* **Collected data entries**:

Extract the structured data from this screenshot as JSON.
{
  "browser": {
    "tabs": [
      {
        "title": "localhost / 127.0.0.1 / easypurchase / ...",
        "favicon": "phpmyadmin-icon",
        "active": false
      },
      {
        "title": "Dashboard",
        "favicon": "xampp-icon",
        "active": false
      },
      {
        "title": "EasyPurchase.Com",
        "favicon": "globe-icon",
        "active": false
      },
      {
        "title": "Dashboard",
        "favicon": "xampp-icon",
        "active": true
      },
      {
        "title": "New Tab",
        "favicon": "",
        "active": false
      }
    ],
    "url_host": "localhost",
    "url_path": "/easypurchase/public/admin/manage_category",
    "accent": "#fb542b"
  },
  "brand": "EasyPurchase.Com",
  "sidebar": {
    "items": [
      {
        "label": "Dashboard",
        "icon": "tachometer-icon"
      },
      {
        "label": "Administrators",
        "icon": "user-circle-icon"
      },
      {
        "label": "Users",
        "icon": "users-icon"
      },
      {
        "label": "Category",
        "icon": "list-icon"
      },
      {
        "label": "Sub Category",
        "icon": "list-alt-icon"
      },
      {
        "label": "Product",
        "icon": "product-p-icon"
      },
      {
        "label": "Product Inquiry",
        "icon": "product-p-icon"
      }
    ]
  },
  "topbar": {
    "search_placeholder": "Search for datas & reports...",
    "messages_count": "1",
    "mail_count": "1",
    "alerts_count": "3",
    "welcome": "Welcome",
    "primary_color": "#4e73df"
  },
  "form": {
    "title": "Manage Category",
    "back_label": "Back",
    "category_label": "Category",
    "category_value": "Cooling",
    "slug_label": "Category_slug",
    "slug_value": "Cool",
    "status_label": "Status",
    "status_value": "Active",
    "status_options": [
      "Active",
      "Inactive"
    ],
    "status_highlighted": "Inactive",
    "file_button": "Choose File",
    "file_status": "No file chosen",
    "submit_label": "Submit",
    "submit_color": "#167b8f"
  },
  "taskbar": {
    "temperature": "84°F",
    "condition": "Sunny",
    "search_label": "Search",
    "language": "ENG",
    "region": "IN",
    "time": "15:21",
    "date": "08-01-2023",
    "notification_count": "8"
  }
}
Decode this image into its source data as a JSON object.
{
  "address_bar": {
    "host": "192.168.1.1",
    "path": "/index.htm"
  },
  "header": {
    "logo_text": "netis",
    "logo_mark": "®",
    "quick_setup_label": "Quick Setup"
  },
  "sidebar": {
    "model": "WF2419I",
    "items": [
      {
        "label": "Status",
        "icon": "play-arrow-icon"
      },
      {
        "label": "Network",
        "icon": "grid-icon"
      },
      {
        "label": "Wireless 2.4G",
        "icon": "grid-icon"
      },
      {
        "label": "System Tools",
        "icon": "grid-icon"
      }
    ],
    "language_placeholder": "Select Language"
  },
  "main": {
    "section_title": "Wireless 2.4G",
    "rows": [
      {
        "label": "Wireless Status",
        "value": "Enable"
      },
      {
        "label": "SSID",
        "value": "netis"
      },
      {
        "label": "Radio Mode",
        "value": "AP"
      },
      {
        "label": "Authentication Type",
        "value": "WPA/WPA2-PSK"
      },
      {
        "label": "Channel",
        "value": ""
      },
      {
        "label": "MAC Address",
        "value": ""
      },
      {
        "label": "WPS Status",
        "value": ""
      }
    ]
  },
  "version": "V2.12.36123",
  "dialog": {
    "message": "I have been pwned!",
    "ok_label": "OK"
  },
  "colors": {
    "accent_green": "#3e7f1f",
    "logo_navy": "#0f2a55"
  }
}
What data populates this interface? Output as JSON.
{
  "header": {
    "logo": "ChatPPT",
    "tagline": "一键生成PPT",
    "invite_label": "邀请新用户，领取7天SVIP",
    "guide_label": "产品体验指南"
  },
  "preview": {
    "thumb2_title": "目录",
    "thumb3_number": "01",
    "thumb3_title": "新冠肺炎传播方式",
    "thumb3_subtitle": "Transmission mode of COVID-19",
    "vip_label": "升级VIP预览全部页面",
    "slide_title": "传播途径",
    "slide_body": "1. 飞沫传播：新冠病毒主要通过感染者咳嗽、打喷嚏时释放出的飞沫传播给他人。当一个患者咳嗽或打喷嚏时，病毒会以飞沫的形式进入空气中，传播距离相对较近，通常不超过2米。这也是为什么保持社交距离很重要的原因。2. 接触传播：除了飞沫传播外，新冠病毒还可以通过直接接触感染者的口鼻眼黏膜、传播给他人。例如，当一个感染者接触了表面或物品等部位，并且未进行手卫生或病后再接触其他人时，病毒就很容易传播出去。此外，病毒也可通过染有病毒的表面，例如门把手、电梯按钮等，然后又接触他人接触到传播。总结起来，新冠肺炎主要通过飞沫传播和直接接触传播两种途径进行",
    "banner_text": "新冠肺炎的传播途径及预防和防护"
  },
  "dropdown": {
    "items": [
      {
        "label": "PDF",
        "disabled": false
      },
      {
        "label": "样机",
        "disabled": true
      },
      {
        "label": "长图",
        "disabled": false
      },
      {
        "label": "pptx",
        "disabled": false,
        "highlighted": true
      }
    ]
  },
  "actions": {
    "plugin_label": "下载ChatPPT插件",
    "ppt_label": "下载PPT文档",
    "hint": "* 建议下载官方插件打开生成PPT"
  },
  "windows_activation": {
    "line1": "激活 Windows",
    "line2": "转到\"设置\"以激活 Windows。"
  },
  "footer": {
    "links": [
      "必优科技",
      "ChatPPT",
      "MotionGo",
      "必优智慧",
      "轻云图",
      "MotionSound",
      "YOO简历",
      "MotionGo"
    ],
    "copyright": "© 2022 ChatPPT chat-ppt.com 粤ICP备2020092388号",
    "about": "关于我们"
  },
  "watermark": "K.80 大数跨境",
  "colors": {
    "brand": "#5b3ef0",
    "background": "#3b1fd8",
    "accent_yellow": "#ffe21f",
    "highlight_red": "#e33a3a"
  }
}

* **Exercise requirements**:
Quote only the lines from the line containing "What data populates" through the end of the listing, please, keeping both the first and the last line.

* **Exercise solution**:
What data populates this interface? Output as JSON.
{
  "header": {
    "logo": "ChatPPT",
    "tagline": "一键生成PPT",
    "invite_label": "邀请新用户，领取7天SVIP",
    "guide_label": "产品体验指南"
  },
  "preview": {
    "thumb2_title": "目录",
    "thumb3_number": "01",
    "thumb3_title": "新冠肺炎传播方式",
    "thumb3_subtitle": "Transmission mode of COVID-19",
    "vip_label": "升级VIP预览全部页面",
    "slide_title": "传播途径",
    "slide_body": "1. 飞沫传播：新冠病毒主要通过感染者咳嗽、打喷嚏时释放出的飞沫传播给他人。当一个患者咳嗽或打喷嚏时，病毒会以飞沫的形式进入空气中，传播距离相对较近，通常不超过2米。这也是为什么保持社交距离很重要的原因。2. 接触传播：除了飞沫传播外，新冠病毒还可以通过直接接触感染者的口鼻眼黏膜、传播给他人。例如，当一个感染者接触了表面或物品等部位，并且未进行手卫生或病后再接触其他人时，病毒就很容易传播出去。此外，病毒也可通过染有病毒的表面，例如门把手、电梯按钮等，然后又接触他人接触到传播。总结起来，新冠肺炎主要通过飞沫传播和直接接触传播两种途径进行",
    "banner_text": "新冠肺炎的传播途径及预防和防护"
  },
  "dropdown": {
    "items": [
      {
        "label": "PDF",
        "disabled": false
      },
      {
        "label": "样机",
        "disabled": true
      },
      {
        "label": "长图",
        "disabled": false
      },
      {
        "label": "pptx",
        "disabled": false,
        "highlighted": true
      }
    ]
  },
  "actions": {
    "plugin_label": "下载ChatPPT插件",
    "ppt_label": "下载PPT文档",
    "hint": "* 建议下载官方插件打开生成PPT"
  },
  "windows_activation": {
    "line1": "激活 Windows",
    "line2": "转到\"设置\"以激活 Windows。"
  },
  "footer": {
    "links": [
      "必优科技",
      "ChatPPT",
      "MotionGo",
      "必优智慧",
      "轻云图",
      "MotionSound",
      "YOO简历",
      "MotionGo"
    ],
    "copyright": "© 2022 ChatPPT chat-ppt.com 粤ICP备2020092388号",
    "about": "关于我们"
  },
  "watermark": "K.80 大数跨境",
  "colors": {
    "brand": "#5b3ef0",
    "background": "#3b1fd8",
    "accent_yellow": "#ffe21f",
    "highlight_red": "#e33a3a"
  }
}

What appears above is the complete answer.